Find how many lines in the material hold the word "imagine", then state that number and nothing more.

**THE INPUT:**
* * *

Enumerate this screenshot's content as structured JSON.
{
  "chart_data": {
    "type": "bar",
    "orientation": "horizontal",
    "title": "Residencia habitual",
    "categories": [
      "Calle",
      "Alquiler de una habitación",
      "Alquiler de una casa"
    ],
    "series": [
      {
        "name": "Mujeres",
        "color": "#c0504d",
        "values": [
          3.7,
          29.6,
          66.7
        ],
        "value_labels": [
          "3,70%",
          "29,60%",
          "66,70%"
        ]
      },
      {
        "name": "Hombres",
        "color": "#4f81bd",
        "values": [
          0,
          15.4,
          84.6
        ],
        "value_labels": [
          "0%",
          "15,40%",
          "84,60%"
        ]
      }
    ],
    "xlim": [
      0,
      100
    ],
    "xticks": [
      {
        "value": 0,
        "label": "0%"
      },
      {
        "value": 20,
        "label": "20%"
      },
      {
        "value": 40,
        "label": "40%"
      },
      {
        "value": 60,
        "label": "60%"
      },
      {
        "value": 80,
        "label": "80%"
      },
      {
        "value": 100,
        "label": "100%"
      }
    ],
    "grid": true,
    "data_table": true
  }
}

* * *

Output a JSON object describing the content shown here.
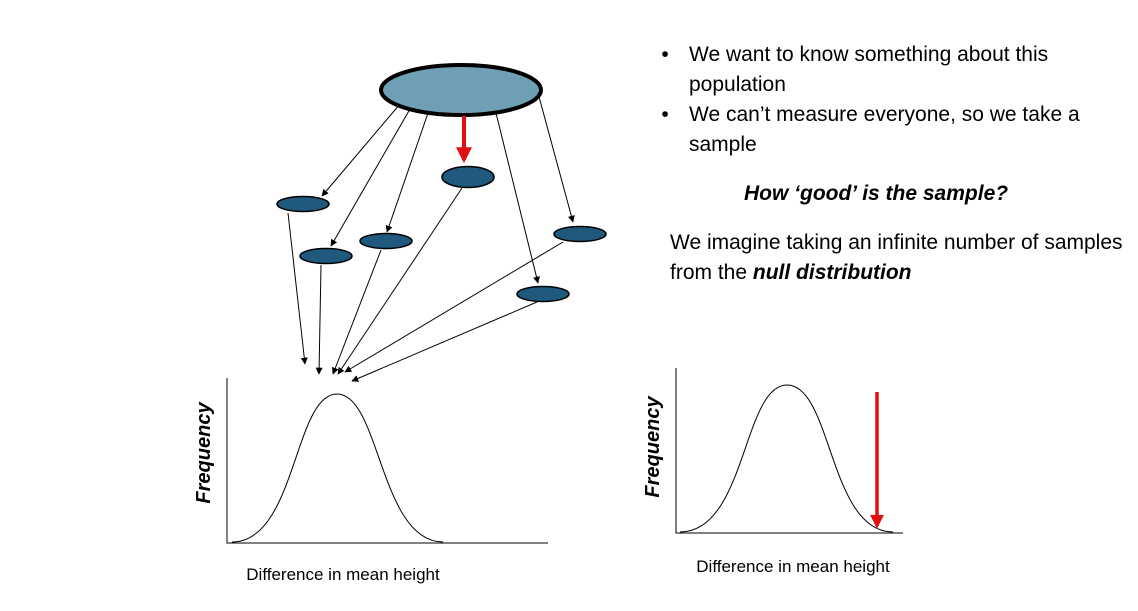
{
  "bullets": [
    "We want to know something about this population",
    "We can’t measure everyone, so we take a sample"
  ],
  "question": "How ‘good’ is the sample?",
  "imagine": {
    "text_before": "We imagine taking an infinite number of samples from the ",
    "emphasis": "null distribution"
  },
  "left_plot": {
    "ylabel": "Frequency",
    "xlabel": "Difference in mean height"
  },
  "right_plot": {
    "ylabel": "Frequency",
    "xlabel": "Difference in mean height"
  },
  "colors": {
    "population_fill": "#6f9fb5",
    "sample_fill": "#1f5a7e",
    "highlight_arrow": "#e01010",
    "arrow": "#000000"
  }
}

* * *

**REPLY TO THE TASK:**
2